Kutipan Teks
****************

Menurut Dudung, bukannya ia tak mampu mengejar anggota KKB. Namun, ia sadar itu bukan kewenangan seorang KSAD.
“Ada meme di medsos katanya Dudung gak berani (kejar KKB). Tapi, kemarin nyabutin baliho berani, sekarang ke Papua gak berani. Padahal, saya memang gak punya kewenangan untuk itu (menginstruksikan kejar KKB),” ungkap Dudung ketika berbicara dengan pemimpin redaksi di Markas TNI AD, Jakarta Pusat yang dikutip dari stasiun Kompas TV, Selasa (8/2/2022).
Ia mengatakan, kewenangan untuk menentukan langkah dan konsep operasi di Papua ada di tangan Panglima TNI.
“Saya selaku KSAD tidak punya kewenangan untuk menentukan langkah, baik taktis, strategis, dan konsep operasi yang dikembangkan di Papua. Itu semua ranahnya di Mabes TNI atau Panglima TNI,” kata Dudung.
Lalu, apa yang menjadi kewenangannya sebagai KSAD?
Sebab, ketika Dudung masih menjabat sebagai Pangdam Jaya lalu menginstruksikan anak buahnya mencabut baliho FPI, juga menuai banyak kritik.
Sejumlah pengamat menilai urusan mencabut baliho merupakan kewenangan Satpol PP. Hal tersebut bukan ranah Kodam Jaya.
- KSAD hanya berfungsi sebagai pembina kekuatan di TNI AD
Dudung menyadari banyak anggotanya yang kini bertugas di Papua telah gugur.
Tetapi, meski mayoritas yang dikerahkan ke Papua dari matra AD, ia tetap tak berhak memberikan instruksi atau perintah kepada komandan prajurit di lapangan.
Mantan Pangkostrad itu hanya dibolehkan menanyakan kondisi prajurit maupun logistiknya.
“Perlu diketahui ini ya, walaupun Angkatan Darat (yang menjalankan) operasi, saya tidak boleh memerintahkan komandan brigade atau komandan batalion. Saya hanya boleh nanya ‘Danyon, bagaimana (kondisi) anak buahmu? Sehat-sehat? Bagaimana logistiknya? Bagus? Hanya (boleh melakukan) itu saja,” kata Dudung.

****************

Catatan kotak berlabel
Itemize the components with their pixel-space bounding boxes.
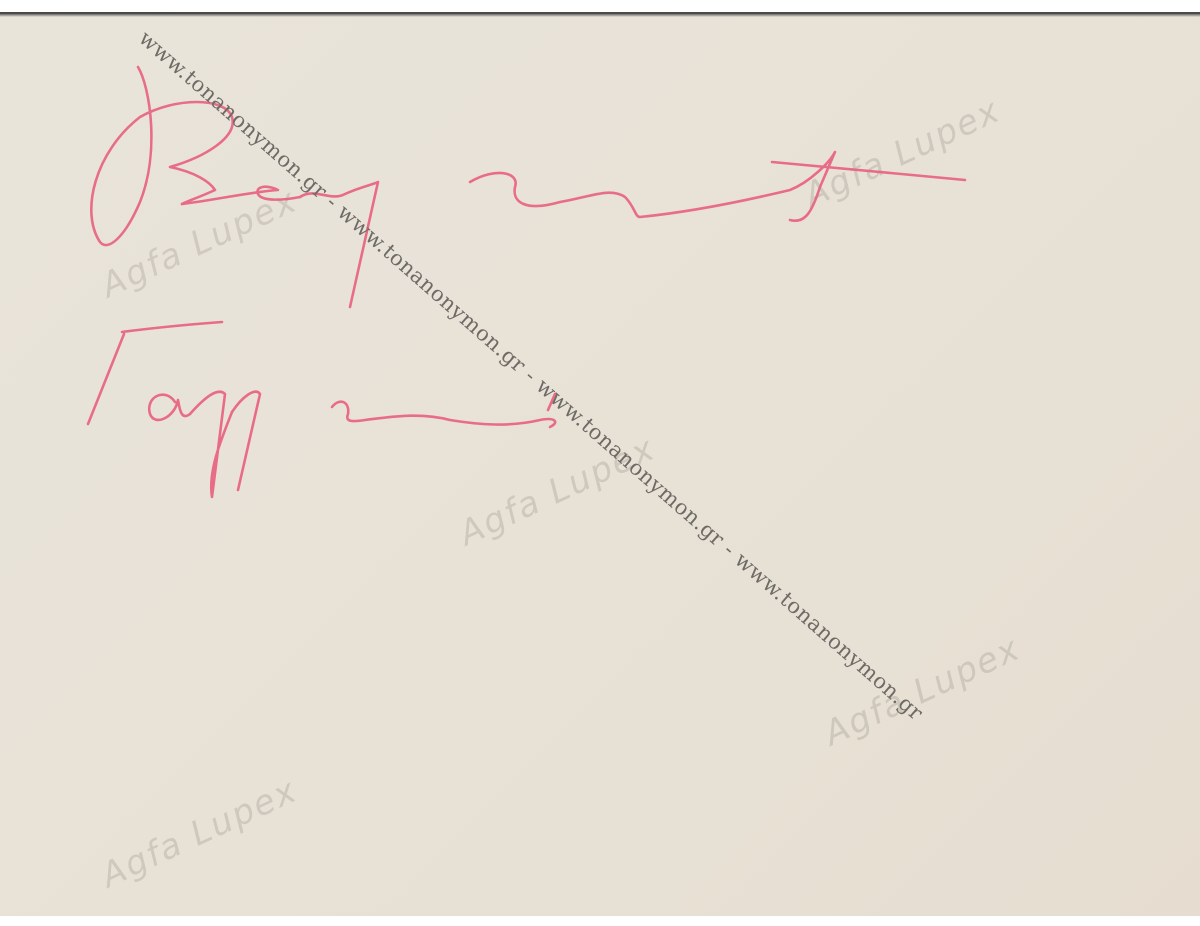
handwriting-inscription [0, 12, 1200, 916]
photo-back: Agfa Lupex Agfa Lupex Agfa Lupex Agfa Lu… [0, 12, 1200, 916]
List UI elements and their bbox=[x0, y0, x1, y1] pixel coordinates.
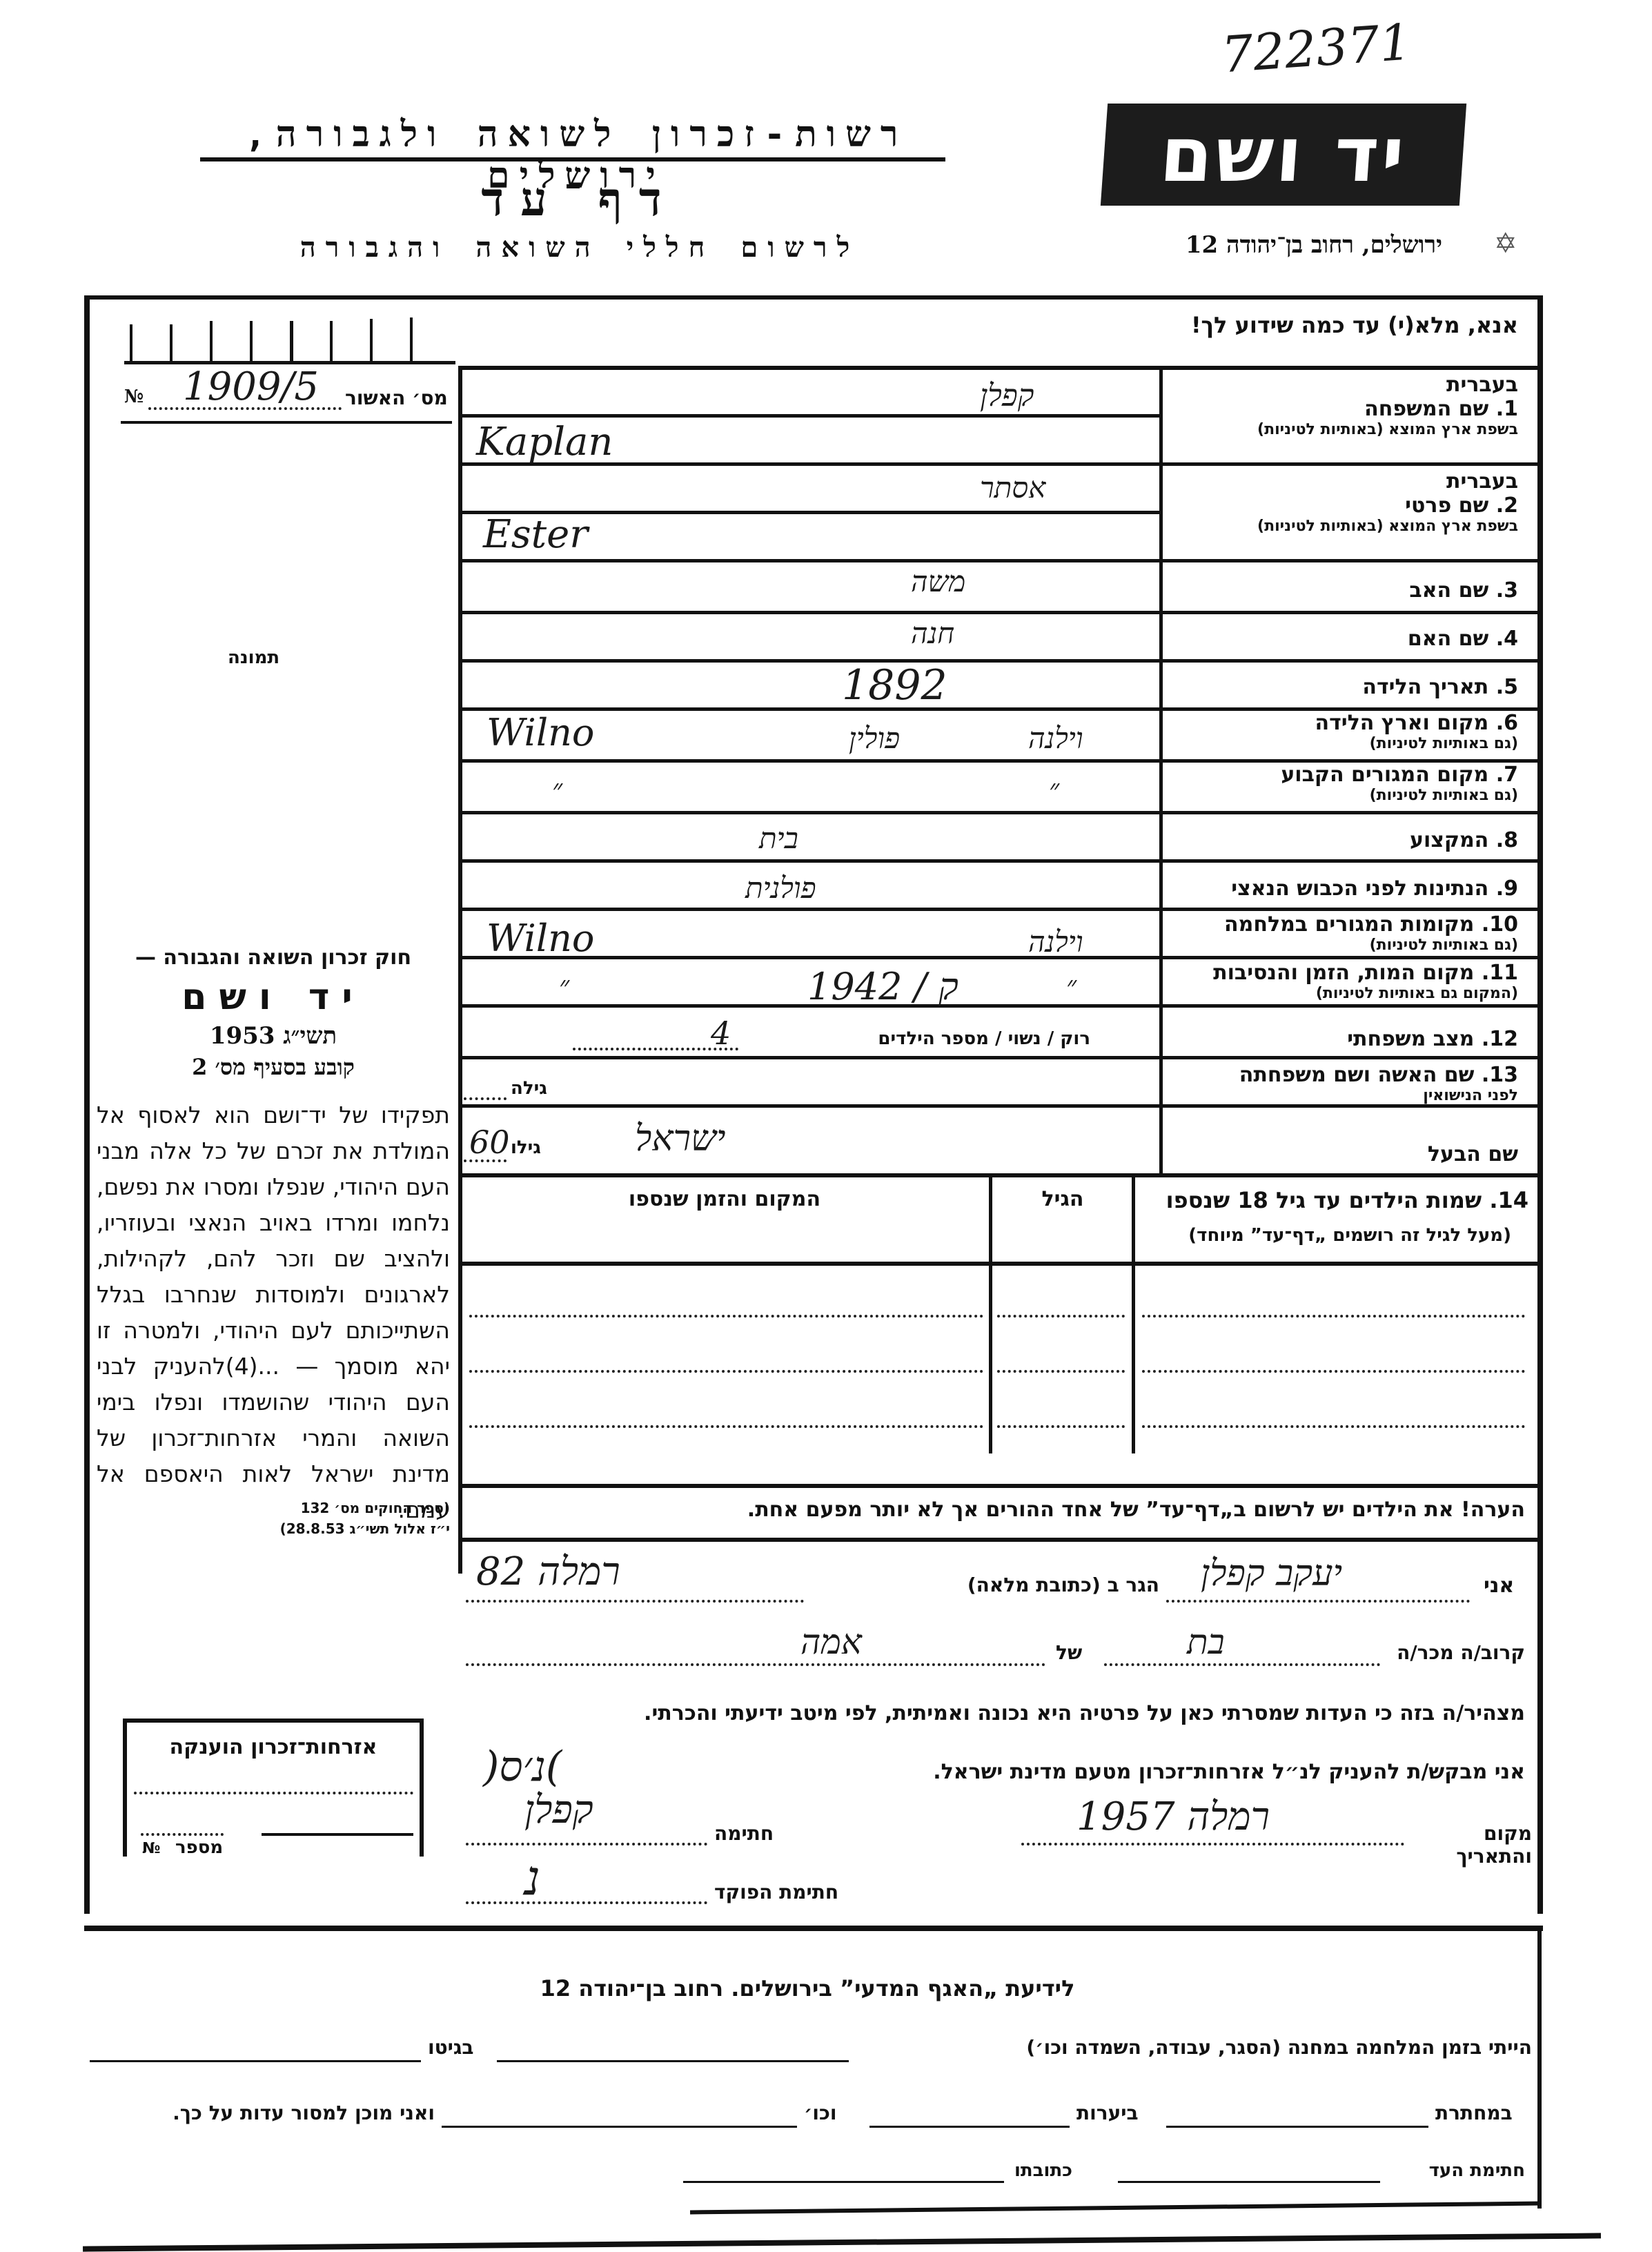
row-line bbox=[462, 659, 1539, 663]
birth-city-value[interactable]: וילנה bbox=[1028, 721, 1083, 756]
field-mother-name: 4. שם האם bbox=[1166, 627, 1518, 651]
row-line bbox=[462, 859, 1539, 863]
field-label: שם פרטי bbox=[1405, 493, 1488, 518]
table-row-name[interactable] bbox=[1142, 1315, 1525, 1318]
field-number: 6. bbox=[1496, 711, 1518, 735]
citizenship-request: אני מבקש/ת להעניק לנ״ל אזרחות־זכרון מטעם… bbox=[676, 1760, 1525, 1784]
etc-field[interactable] bbox=[442, 2126, 797, 2128]
relation-label: קרוב/ה מכר/ה bbox=[1387, 1641, 1525, 1664]
testimony-willing-text: ואני מוכן למסור עדות על כך. bbox=[90, 2102, 435, 2124]
declarant-i-label: אני bbox=[1484, 1574, 1514, 1598]
officer-signature-field[interactable]: נ bbox=[524, 1850, 540, 1907]
law-header: חוק זכרון השואה והגבורה — יד ושם תשי״ג 1… bbox=[97, 946, 450, 1080]
field-label: מקום המות, הזמן והנסיבות bbox=[1213, 961, 1474, 985]
nationality-value[interactable]: פולנית bbox=[745, 871, 816, 905]
header-address: ירושלים, רחוב בן־יהודה 12 bbox=[1139, 231, 1442, 259]
row-line bbox=[462, 462, 1539, 466]
frame-left bbox=[84, 295, 90, 1914]
table-row-place[interactable] bbox=[469, 1370, 983, 1373]
relation-field[interactable]: בת bbox=[1187, 1622, 1225, 1662]
place-date-label: מקום והתאריך bbox=[1415, 1822, 1532, 1868]
husband-name-value[interactable]: ישראל bbox=[635, 1118, 726, 1159]
row-line bbox=[462, 1056, 1539, 1059]
wife-age-label: גילה bbox=[511, 1078, 547, 1099]
page-edge bbox=[83, 2233, 1601, 2251]
request-mark: )נ׳ס( bbox=[483, 1743, 562, 1791]
declaration-statement: מצהיר/ה בזה כי העדות שמסרתי כאן על פרטיה… bbox=[469, 1701, 1525, 1725]
ghetto-label: בגיטו bbox=[428, 2036, 473, 2059]
field-sublabel: (גם באותיות לטיניות) bbox=[1166, 787, 1518, 804]
field-number: 13. bbox=[1482, 1063, 1518, 1087]
address-field[interactable]: רמלה 82 bbox=[476, 1549, 620, 1594]
approval-number-field[interactable]: 1909/5 bbox=[183, 364, 319, 409]
field-number: 11. bbox=[1482, 961, 1518, 985]
field-number: 3. bbox=[1496, 578, 1518, 603]
residence-city-value[interactable]: ״ bbox=[1049, 773, 1059, 805]
field-number: 1. bbox=[1496, 397, 1518, 421]
birth-place-latin-value[interactable]: Wilno bbox=[486, 711, 594, 754]
hebrew-tag: בעברית bbox=[1166, 373, 1518, 397]
field-birth-date: 5. תאריך הלידה bbox=[1166, 675, 1518, 699]
yad-vashem-logo: יד ושם bbox=[1101, 104, 1466, 206]
witness-address-label: כתובתו bbox=[1014, 2160, 1072, 2181]
witness-signature-field[interactable] bbox=[1118, 2181, 1380, 2183]
row-line bbox=[462, 1104, 1539, 1108]
birth-country-value[interactable]: פולין bbox=[849, 721, 900, 756]
label-column-divider bbox=[1159, 366, 1163, 1173]
field-label: מקומות המגורים במלחמה bbox=[1224, 912, 1474, 937]
title-rule bbox=[200, 157, 945, 161]
citizenship-no-label: № bbox=[142, 1840, 160, 1857]
field-sublabel: בשפת ארץ המוצא (באותיות לטיניות) bbox=[1166, 421, 1518, 438]
place-date-field[interactable]: רמלה 1957 bbox=[1076, 1794, 1270, 1839]
lower-frame-right bbox=[1537, 1926, 1542, 2209]
row-line bbox=[462, 1004, 1539, 1008]
field-number: 8. bbox=[1496, 828, 1518, 852]
mother-name-value[interactable]: חנה bbox=[911, 616, 954, 651]
citizenship-number-label: מספר bbox=[175, 1837, 223, 1858]
field-number: 10. bbox=[1482, 912, 1518, 937]
field-number: 7. bbox=[1496, 763, 1518, 787]
first-name-latin-value[interactable]: Ester bbox=[483, 512, 588, 557]
ghetto-field[interactable] bbox=[90, 2060, 421, 2062]
instruction-text: אנא, מלא(י) עד כמה שידוע לך! bbox=[1145, 312, 1518, 338]
husband-age-label: גילו bbox=[511, 1137, 541, 1158]
wartime-residence-city-value[interactable]: וילנה bbox=[1028, 925, 1083, 959]
father-name-value[interactable]: משה bbox=[911, 565, 965, 599]
lower-heading: לידיעת „האגף המדעי” בירושלים. רחוב בן־יה… bbox=[497, 1975, 1118, 2001]
surname-hebrew-value[interactable]: קפלן bbox=[980, 378, 1034, 413]
field-husband-name: שם הבעל bbox=[1166, 1142, 1518, 1166]
field-birth-place: 6. מקום וארץ הלידה (גם באותיות לטיניות) bbox=[1166, 711, 1518, 752]
col-place-time-header: המקום והזמן שנספו bbox=[462, 1187, 987, 1211]
table-row-name[interactable] bbox=[1142, 1425, 1525, 1428]
form-title: דף־עד bbox=[442, 173, 718, 227]
citizenship-box: אזרחות־זכרון הוענקה № מספר bbox=[123, 1719, 424, 1857]
field-label: מקום המגורים הקבוע bbox=[1281, 763, 1488, 787]
address-line bbox=[466, 1600, 804, 1603]
field-wartime-residence: 10. מקומות המגורים במלחמה (גם באותיות לט… bbox=[1166, 912, 1518, 954]
resides-label: הגר ב (כתובת מלאה) bbox=[869, 1574, 1159, 1596]
of-label: של bbox=[1056, 1641, 1082, 1664]
children-table-title: 14. שמות הילדים עד גיל 18 שנספו bbox=[1139, 1187, 1528, 1213]
field-nationality: 9. הנתינות לפני הכבוש הנאצי bbox=[1166, 877, 1518, 901]
instruction-rule bbox=[462, 366, 1539, 370]
field-label: מצב משפחתי bbox=[1347, 1027, 1474, 1051]
husband-age-value[interactable]: 60 bbox=[469, 1124, 510, 1161]
frame-top bbox=[84, 295, 1543, 300]
law-source: (ספר החוקים מס׳ 132י״ז אלול תשי״ג 28.8.5… bbox=[97, 1498, 450, 1539]
row-line bbox=[462, 559, 1539, 562]
photo-label: תמונה bbox=[228, 647, 279, 668]
declarant-name-field[interactable]: יעקב קפלן bbox=[1201, 1553, 1342, 1594]
signature-line bbox=[466, 1843, 707, 1845]
field-first-name: בעברית 2. שם פרטי בשפת ארץ המוצא (באותיו… bbox=[1166, 469, 1518, 535]
table-row-place[interactable] bbox=[469, 1425, 983, 1428]
row-line bbox=[462, 611, 1539, 614]
field-father-name: 3. שם האב bbox=[1166, 578, 1518, 603]
approval-no-label: № bbox=[124, 386, 144, 407]
field-permanent-residence: 7. מקום המגורים הקבוע (גם באותיות לטיניו… bbox=[1166, 763, 1518, 804]
field-label: המקצוע bbox=[1410, 828, 1488, 852]
witness-address-field[interactable] bbox=[683, 2181, 1004, 2183]
field-number: 5. bbox=[1496, 675, 1518, 699]
death-date-value[interactable]: 1942 / ק bbox=[807, 965, 958, 1008]
field-label: שם הבעל bbox=[1428, 1142, 1518, 1166]
field-sublabel: לפני הנישואין bbox=[1166, 1087, 1518, 1104]
field-label: מקום וארץ הלידה bbox=[1315, 711, 1489, 735]
field-sublabel: (גם באותיות לטיניות) bbox=[1166, 937, 1518, 954]
note-text: הערה! את הילדים יש לרשום ב„דף־עד” של אחד… bbox=[469, 1498, 1525, 1522]
relation-line bbox=[1104, 1663, 1380, 1666]
citizenship-number-field[interactable] bbox=[141, 1833, 224, 1836]
field-number: 2. bbox=[1496, 493, 1518, 518]
code-boxes bbox=[124, 311, 455, 364]
field-profession: 8. המקצוע bbox=[1166, 828, 1518, 852]
table-row-place[interactable] bbox=[469, 1315, 983, 1318]
field-label: תאריך הלידה bbox=[1362, 675, 1488, 699]
archive-number: 722371 bbox=[1219, 13, 1413, 84]
field-wife-name: 13. שם האשה ושם משפחתה לפני הנישואין bbox=[1166, 1063, 1518, 1104]
row-line bbox=[462, 1173, 1539, 1177]
forests-label: ביערות bbox=[1076, 2102, 1139, 2124]
birth-date-value[interactable]: 1892 bbox=[842, 661, 947, 709]
of-line bbox=[466, 1663, 1045, 1666]
camp-field[interactable] bbox=[497, 2060, 849, 2062]
table-col-divider bbox=[1132, 1177, 1135, 1453]
row-line bbox=[462, 956, 1539, 959]
profession-value[interactable]: בית bbox=[759, 821, 798, 856]
table-row-name[interactable] bbox=[1142, 1370, 1525, 1373]
forests-field[interactable] bbox=[869, 2126, 1070, 2128]
of-field[interactable]: אמה bbox=[800, 1622, 862, 1662]
row-line bbox=[462, 908, 1539, 911]
field-label: שם האב bbox=[1409, 578, 1488, 603]
field-number: 9. bbox=[1496, 877, 1518, 901]
field-label: שם האם bbox=[1408, 627, 1488, 651]
officer-signature-line bbox=[466, 1901, 707, 1904]
citizenship-box-title: אזרחות־זכרון הוענקה bbox=[127, 1735, 420, 1759]
row-line bbox=[462, 811, 1539, 814]
lower-section-rule bbox=[84, 1926, 1543, 1931]
field-number: 4. bbox=[1496, 627, 1518, 651]
surname-latin-value[interactable]: Kaplan bbox=[476, 420, 613, 464]
hebrew-tag: בעברית bbox=[1166, 469, 1518, 493]
underground-label: במחתרת bbox=[1435, 2102, 1513, 2124]
row-line bbox=[462, 414, 1159, 418]
wife-age-field[interactable] bbox=[464, 1097, 507, 1100]
etc-label: וכו׳ bbox=[804, 2102, 837, 2124]
witness-signature-label: חתימת העד bbox=[1394, 2160, 1525, 2181]
citizenship-line[interactable] bbox=[134, 1792, 413, 1794]
approval-rule bbox=[121, 421, 452, 424]
death-place-value[interactable]: ״ bbox=[1066, 970, 1076, 1002]
field-sublabel: בשפת ארץ המוצא (באותיות לטיניות) bbox=[1166, 518, 1518, 535]
children-table-subtitle: (מעל לגיל זה רושמים „דף־עד” מיוחד) bbox=[1139, 1225, 1511, 1246]
field-sublabel: (המקום גם באותיות לטיניות) bbox=[1166, 985, 1518, 1002]
declarant-name-line bbox=[1166, 1600, 1470, 1603]
field-label: שם המשפחה bbox=[1364, 397, 1488, 421]
emblem-icon: ✡ bbox=[1494, 228, 1517, 260]
table-header-rule bbox=[462, 1262, 1539, 1266]
children-count-value[interactable]: 4 bbox=[711, 1015, 731, 1052]
first-name-hebrew-value[interactable]: אסתר bbox=[980, 471, 1045, 505]
table-row-age[interactable] bbox=[997, 1315, 1125, 1318]
marital-options: רוק / נשוי / מספר הילדים bbox=[745, 1028, 1090, 1049]
field-marital-status: 12. מצב משפחתי bbox=[1166, 1027, 1518, 1051]
signature-label: חתימה bbox=[714, 1822, 774, 1845]
residence-latin-value[interactable]: ״ bbox=[552, 773, 562, 805]
signature-field[interactable]: קפלן bbox=[524, 1788, 593, 1832]
citizenship-rule bbox=[262, 1833, 413, 1836]
field-label: שם האשה ושם משפחתה bbox=[1239, 1063, 1475, 1087]
underground-field[interactable] bbox=[1166, 2126, 1428, 2128]
death-place-latin-value[interactable]: ״ bbox=[559, 970, 569, 1002]
field-surname: בעברית 1. שם המשפחה בשפת ארץ המוצא (באות… bbox=[1166, 373, 1518, 438]
form-subtitle: לרשום חללי השואה והגבורה bbox=[269, 231, 890, 264]
table-col-divider bbox=[989, 1177, 992, 1453]
place-date-line bbox=[1021, 1843, 1404, 1845]
table-row-age[interactable] bbox=[997, 1370, 1125, 1373]
col-age-header: הגיל bbox=[1001, 1187, 1125, 1211]
law-logo: יד ושם bbox=[97, 977, 450, 1018]
lower-frame-bottom bbox=[690, 2202, 1542, 2215]
approval-label: מס׳ האשור bbox=[345, 386, 448, 409]
wartime-residence-latin-value[interactable]: Wilno bbox=[486, 917, 594, 960]
note-rule-bottom bbox=[462, 1538, 1539, 1542]
note-rule-top bbox=[462, 1484, 1539, 1488]
camp-line-text: הייתי בזמן המלחמה במחנה (הסגר, עבודה, הש… bbox=[856, 2036, 1532, 2059]
officer-signature-label: חתימת הפוקד bbox=[714, 1881, 838, 1903]
field-number: 12. bbox=[1482, 1027, 1518, 1051]
field-label: הנתינות לפני הכבוש הנאצי bbox=[1231, 877, 1488, 901]
column-divider bbox=[458, 366, 462, 1574]
field-sublabel: (גם באותיות לטיניות) bbox=[1166, 735, 1518, 752]
law-text: תפקידו של יד־ושם הוא לאסוף אל המולדת את … bbox=[97, 1097, 450, 1528]
field-death-details: 11. מקום המות, הזמן והנסיבות (המקום גם ב… bbox=[1166, 961, 1518, 1002]
table-row-age[interactable] bbox=[997, 1425, 1125, 1428]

****************

Tujuan Latihan
Sesuaikah pernyataan berikut dengan teks tentang Dudung: (a) Dudung menyebut kewenangan menentukan konsep operasi di Papua berada di Mabes TNI atau Panglima TNI; (b) sebagai KSAD, Dudung boleh memerintahkan komandan batalion yang menjalankan operasi; (c) sejumlah pengamat menilai mencabut baliho termasuk ranah Kodam Jaya? Jawab ya atau tidak untuk tiap pernyataan, disertai kata-kata penentu dari teks itu yang dikutip persis.

Hasil Jawaban
(a) Ya: "Itu semua ranahnya di Mabes TNI atau Panglima TNI"
(b) Tidak: "saya tidak boleh memerintahkan komandan brigade atau komandan batalion"
(c) Tidak: "Hal tersebut bukan ranah Kodam Jaya."